= STATED GOAL =
Lines containing the word "models" should be extracted in full.

= EXTRACTED INFORMATION =
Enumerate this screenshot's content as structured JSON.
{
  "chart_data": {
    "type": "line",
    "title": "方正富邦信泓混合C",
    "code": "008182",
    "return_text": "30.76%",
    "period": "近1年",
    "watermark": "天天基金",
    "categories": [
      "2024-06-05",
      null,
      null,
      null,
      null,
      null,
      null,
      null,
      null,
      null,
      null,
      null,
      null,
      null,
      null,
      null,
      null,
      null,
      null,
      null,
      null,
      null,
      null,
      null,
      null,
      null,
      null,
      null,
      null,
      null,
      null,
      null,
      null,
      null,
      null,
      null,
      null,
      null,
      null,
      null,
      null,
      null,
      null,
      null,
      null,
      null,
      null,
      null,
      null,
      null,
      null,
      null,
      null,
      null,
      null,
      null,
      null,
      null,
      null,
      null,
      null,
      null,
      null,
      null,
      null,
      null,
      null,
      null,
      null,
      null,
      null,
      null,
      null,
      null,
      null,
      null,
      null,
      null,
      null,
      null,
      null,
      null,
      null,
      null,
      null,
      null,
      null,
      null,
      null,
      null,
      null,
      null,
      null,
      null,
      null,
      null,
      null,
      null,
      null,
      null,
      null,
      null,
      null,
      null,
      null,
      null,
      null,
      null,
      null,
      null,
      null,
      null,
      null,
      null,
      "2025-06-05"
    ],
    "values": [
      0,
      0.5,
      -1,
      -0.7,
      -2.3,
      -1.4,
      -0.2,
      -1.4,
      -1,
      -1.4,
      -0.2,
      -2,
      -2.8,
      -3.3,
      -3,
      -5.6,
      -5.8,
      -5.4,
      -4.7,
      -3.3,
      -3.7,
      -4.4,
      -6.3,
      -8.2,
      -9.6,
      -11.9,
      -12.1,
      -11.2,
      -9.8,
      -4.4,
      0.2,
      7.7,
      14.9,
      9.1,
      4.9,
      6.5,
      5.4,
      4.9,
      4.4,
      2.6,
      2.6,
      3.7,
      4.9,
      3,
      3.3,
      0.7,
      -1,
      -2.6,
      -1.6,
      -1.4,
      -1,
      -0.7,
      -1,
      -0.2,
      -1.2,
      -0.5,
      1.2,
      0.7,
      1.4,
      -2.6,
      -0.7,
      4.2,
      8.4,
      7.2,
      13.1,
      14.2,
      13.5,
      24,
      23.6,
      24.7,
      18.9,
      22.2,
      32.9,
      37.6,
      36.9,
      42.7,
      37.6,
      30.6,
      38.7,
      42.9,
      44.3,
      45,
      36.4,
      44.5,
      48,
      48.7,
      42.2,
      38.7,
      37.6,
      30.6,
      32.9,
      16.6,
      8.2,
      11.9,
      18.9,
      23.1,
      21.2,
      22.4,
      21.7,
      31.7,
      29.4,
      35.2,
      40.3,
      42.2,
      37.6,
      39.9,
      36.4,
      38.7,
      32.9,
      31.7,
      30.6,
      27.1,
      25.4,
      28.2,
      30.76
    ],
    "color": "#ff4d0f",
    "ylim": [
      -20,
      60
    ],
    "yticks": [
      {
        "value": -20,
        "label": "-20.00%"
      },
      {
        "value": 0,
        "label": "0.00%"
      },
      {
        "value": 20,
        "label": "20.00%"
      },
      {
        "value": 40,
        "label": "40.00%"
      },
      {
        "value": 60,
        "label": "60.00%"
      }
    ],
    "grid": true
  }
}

...

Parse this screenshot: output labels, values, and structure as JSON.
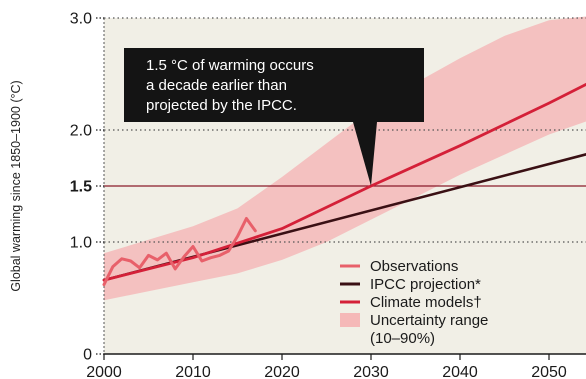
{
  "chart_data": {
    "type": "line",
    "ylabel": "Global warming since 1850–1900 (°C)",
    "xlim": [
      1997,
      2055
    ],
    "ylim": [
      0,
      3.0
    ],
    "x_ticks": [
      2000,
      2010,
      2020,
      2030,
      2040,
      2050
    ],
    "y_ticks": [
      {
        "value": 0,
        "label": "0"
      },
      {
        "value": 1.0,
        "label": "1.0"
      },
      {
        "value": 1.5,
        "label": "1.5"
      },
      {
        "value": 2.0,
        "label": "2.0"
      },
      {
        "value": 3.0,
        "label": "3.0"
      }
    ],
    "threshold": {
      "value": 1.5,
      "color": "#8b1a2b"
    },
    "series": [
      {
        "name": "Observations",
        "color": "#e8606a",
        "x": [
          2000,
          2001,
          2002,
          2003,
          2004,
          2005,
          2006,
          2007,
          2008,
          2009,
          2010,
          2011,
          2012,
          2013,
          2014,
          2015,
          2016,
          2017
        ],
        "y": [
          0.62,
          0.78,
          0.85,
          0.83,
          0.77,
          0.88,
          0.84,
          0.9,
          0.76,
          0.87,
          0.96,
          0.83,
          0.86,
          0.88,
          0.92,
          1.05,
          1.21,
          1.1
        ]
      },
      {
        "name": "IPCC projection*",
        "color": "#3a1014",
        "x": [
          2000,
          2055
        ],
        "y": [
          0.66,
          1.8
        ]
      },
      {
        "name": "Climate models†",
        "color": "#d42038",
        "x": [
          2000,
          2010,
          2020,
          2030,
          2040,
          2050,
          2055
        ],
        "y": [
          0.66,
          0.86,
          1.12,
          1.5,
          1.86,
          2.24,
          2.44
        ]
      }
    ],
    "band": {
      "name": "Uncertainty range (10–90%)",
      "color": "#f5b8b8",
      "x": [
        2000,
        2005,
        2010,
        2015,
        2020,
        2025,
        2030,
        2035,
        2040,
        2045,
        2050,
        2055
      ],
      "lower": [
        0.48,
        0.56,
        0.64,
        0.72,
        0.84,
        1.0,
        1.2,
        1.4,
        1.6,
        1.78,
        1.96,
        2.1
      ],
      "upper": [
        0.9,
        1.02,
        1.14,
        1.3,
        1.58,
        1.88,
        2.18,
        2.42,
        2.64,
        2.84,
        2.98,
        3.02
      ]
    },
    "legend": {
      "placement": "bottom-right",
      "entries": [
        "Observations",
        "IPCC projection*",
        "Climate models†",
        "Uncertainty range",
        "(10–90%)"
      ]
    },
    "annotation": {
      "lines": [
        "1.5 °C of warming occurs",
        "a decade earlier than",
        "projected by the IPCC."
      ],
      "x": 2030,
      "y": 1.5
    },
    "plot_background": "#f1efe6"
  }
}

...

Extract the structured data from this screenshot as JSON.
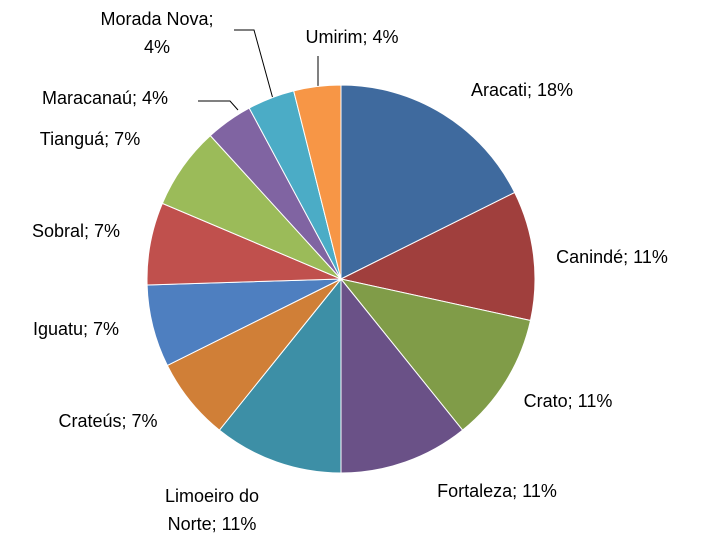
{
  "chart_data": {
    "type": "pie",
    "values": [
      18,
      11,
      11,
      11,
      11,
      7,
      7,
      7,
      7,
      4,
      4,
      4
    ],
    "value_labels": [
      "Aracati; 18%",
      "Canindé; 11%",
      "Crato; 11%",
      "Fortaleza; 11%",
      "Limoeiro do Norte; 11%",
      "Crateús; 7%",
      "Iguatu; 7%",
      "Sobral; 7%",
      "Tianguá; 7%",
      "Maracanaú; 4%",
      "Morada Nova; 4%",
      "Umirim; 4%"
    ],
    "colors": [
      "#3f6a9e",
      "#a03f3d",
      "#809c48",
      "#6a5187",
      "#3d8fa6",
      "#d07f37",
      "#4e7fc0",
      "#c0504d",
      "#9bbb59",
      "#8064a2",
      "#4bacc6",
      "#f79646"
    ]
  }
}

= ANSWER TO THE PROBLEM =
        "name": "Climate models†",
        "Climate models†",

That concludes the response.